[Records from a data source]
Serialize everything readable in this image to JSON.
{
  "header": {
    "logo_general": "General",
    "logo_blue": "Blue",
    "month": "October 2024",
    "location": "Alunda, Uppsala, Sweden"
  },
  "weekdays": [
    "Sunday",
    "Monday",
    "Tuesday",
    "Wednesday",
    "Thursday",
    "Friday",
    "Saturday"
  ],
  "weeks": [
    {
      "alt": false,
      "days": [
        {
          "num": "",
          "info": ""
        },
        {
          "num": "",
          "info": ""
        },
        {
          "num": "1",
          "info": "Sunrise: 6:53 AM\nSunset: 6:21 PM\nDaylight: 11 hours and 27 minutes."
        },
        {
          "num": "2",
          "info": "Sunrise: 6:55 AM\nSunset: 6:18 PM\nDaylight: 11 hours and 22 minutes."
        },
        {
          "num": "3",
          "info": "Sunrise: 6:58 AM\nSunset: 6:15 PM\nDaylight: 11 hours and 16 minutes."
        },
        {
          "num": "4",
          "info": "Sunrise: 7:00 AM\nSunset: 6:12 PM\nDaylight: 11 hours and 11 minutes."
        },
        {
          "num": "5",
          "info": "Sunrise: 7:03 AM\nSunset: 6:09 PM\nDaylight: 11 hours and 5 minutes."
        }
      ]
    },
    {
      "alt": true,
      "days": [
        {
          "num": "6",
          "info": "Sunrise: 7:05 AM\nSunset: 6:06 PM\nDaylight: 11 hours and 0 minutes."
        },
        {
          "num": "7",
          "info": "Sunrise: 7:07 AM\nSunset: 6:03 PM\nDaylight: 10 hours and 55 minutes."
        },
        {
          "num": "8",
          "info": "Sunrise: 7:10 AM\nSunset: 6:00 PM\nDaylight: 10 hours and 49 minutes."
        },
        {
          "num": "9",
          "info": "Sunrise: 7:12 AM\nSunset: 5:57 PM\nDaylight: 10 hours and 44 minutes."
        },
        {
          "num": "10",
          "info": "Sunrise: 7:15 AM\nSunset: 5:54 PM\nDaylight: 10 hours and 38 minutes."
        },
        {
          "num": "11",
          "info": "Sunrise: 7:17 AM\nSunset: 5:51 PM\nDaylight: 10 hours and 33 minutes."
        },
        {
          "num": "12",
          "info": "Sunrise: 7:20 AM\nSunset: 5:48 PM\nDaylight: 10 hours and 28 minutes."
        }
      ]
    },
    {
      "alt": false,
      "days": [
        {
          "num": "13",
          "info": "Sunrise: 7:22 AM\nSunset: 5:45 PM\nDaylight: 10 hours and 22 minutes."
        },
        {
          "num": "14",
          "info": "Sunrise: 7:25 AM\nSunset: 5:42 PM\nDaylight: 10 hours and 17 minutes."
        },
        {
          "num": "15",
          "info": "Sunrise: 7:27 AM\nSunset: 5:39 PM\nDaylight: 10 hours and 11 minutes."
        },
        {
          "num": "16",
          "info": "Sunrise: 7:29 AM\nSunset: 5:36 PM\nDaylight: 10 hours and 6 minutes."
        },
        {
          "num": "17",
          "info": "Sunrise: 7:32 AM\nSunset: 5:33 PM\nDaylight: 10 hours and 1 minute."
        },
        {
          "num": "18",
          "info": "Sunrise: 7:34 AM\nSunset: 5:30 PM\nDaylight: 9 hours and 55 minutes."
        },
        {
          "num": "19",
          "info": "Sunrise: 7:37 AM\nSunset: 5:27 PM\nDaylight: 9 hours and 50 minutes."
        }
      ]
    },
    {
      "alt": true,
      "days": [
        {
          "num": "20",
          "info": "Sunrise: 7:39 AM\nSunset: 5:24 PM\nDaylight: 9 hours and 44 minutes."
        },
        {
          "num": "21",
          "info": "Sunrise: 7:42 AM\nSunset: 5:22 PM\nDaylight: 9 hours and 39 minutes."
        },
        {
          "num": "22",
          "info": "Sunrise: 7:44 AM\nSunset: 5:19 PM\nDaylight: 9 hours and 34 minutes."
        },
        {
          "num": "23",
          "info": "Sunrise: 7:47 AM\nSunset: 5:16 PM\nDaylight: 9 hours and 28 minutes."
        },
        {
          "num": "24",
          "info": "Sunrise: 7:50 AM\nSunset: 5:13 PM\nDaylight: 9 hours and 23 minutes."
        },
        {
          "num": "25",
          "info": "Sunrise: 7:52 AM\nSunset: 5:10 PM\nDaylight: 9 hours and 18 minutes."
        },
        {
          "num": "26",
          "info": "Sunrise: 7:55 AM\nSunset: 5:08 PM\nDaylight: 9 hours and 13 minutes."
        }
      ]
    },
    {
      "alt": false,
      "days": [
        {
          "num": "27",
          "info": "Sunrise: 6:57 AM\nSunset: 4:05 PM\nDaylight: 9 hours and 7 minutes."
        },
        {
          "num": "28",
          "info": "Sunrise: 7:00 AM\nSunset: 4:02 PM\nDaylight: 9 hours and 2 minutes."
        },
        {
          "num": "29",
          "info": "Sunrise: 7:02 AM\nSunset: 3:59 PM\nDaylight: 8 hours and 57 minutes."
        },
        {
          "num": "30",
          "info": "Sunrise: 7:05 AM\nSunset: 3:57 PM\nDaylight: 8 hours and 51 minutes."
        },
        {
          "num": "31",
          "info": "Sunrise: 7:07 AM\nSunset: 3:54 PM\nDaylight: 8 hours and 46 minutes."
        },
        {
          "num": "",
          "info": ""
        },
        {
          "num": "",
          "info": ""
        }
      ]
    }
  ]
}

Task brief:
Set down all of the data above, word for word.

Response to the task:
Serialize everything readable in this image to JSON.
{
  "header": {
    "logo_general": "General",
    "logo_blue": "Blue",
    "month": "October 2024",
    "location": "Alunda, Uppsala, Sweden"
  },
  "weekdays": [
    "Sunday",
    "Monday",
    "Tuesday",
    "Wednesday",
    "Thursday",
    "Friday",
    "Saturday"
  ],
  "weeks": [
    {
      "alt": false,
      "days": [
        {
          "num": "",
          "info": ""
        },
        {
          "num": "",
          "info": ""
        },
        {
          "num": "1",
          "info": "Sunrise: 6:53 AM\nSunset: 6:21 PM\nDaylight: 11 hours and 27 minutes."
        },
        {
          "num": "2",
          "info": "Sunrise: 6:55 AM\nSunset: 6:18 PM\nDaylight: 11 hours and 22 minutes."
        },
        {
          "num": "3",
          "info": "Sunrise: 6:58 AM\nSunset: 6:15 PM\nDaylight: 11 hours and 16 minutes."
        },
        {
          "num": "4",
          "info": "Sunrise: 7:00 AM\nSunset: 6:12 PM\nDaylight: 11 hours and 11 minutes."
        },
        {
          "num": "5",
          "info": "Sunrise: 7:03 AM\nSunset: 6:09 PM\nDaylight: 11 hours and 5 minutes."
        }
      ]
    },
    {
      "alt": true,
      "days": [
        {
          "num": "6",
          "info": "Sunrise: 7:05 AM\nSunset: 6:06 PM\nDaylight: 11 hours and 0 minutes."
        },
        {
          "num": "7",
          "info": "Sunrise: 7:07 AM\nSunset: 6:03 PM\nDaylight: 10 hours and 55 minutes."
        },
        {
          "num": "8",
          "info": "Sunrise: 7:10 AM\nSunset: 6:00 PM\nDaylight: 10 hours and 49 minutes."
        },
        {
          "num": "9",
          "info": "Sunrise: 7:12 AM\nSunset: 5:57 PM\nDaylight: 10 hours and 44 minutes."
        },
        {
          "num": "10",
          "info": "Sunrise: 7:15 AM\nSunset: 5:54 PM\nDaylight: 10 hours and 38 minutes."
        },
        {
          "num": "11",
          "info": "Sunrise: 7:17 AM\nSunset: 5:51 PM\nDaylight: 10 hours and 33 minutes."
        },
        {
          "num": "12",
          "info": "Sunrise: 7:20 AM\nSunset: 5:48 PM\nDaylight: 10 hours and 28 minutes."
        }
      ]
    },
    {
      "alt": false,
      "days": [
        {
          "num": "13",
          "info": "Sunrise: 7:22 AM\nSunset: 5:45 PM\nDaylight: 10 hours and 22 minutes."
        },
        {
          "num": "14",
          "info": "Sunrise: 7:25 AM\nSunset: 5:42 PM\nDaylight: 10 hours and 17 minutes."
        },
        {
          "num": "15",
          "info": "Sunrise: 7:27 AM\nSunset: 5:39 PM\nDaylight: 10 hours and 11 minutes."
        },
        {
          "num": "16",
          "info": "Sunrise: 7:29 AM\nSunset: 5:36 PM\nDaylight: 10 hours and 6 minutes."
        },
        {
          "num": "17",
          "info": "Sunrise: 7:32 AM\nSunset: 5:33 PM\nDaylight: 10 hours and 1 minute."
        },
        {
          "num": "18",
          "info": "Sunrise: 7:34 AM\nSunset: 5:30 PM\nDaylight: 9 hours and 55 minutes."
        },
        {
          "num": "19",
          "info": "Sunrise: 7:37 AM\nSunset: 5:27 PM\nDaylight: 9 hours and 50 minutes."
        }
      ]
    },
    {
      "alt": true,
      "days": [
        {
          "num": "20",
          "info": "Sunrise: 7:39 AM\nSunset: 5:24 PM\nDaylight: 9 hours and 44 minutes."
        },
        {
          "num": "21",
          "info": "Sunrise: 7:42 AM\nSunset: 5:22 PM\nDaylight: 9 hours and 39 minutes."
        },
        {
          "num": "22",
          "info": "Sunrise: 7:44 AM\nSunset: 5:19 PM\nDaylight: 9 hours and 34 minutes."
        },
        {
          "num": "23",
          "info": "Sunrise: 7:47 AM\nSunset: 5:16 PM\nDaylight: 9 hours and 28 minutes."
        },
        {
          "num": "24",
          "info": "Sunrise: 7:50 AM\nSunset: 5:13 PM\nDaylight: 9 hours and 23 minutes."
        },
        {
          "num": "25",
          "info": "Sunrise: 7:52 AM\nSunset: 5:10 PM\nDaylight: 9 hours and 18 minutes."
        },
        {
          "num": "26",
          "info": "Sunrise: 7:55 AM\nSunset: 5:08 PM\nDaylight: 9 hours and 13 minutes."
        }
      ]
    },
    {
      "alt": false,
      "days": [
        {
          "num": "27",
          "info": "Sunrise: 6:57 AM\nSunset: 4:05 PM\nDaylight: 9 hours and 7 minutes."
        },
        {
          "num": "28",
          "info": "Sunrise: 7:00 AM\nSunset: 4:02 PM\nDaylight: 9 hours and 2 minutes."
        },
        {
          "num": "29",
          "info": "Sunrise: 7:02 AM\nSunset: 3:59 PM\nDaylight: 8 hours and 57 minutes."
        },
        {
          "num": "30",
          "info": "Sunrise: 7:05 AM\nSunset: 3:57 PM\nDaylight: 8 hours and 51 minutes."
        },
        {
          "num": "31",
          "info": "Sunrise: 7:07 AM\nSunset: 3:54 PM\nDaylight: 8 hours and 46 minutes."
        },
        {
          "num": "",
          "info": ""
        },
        {
          "num": "",
          "info": ""
        }
      ]
    }
  ]
}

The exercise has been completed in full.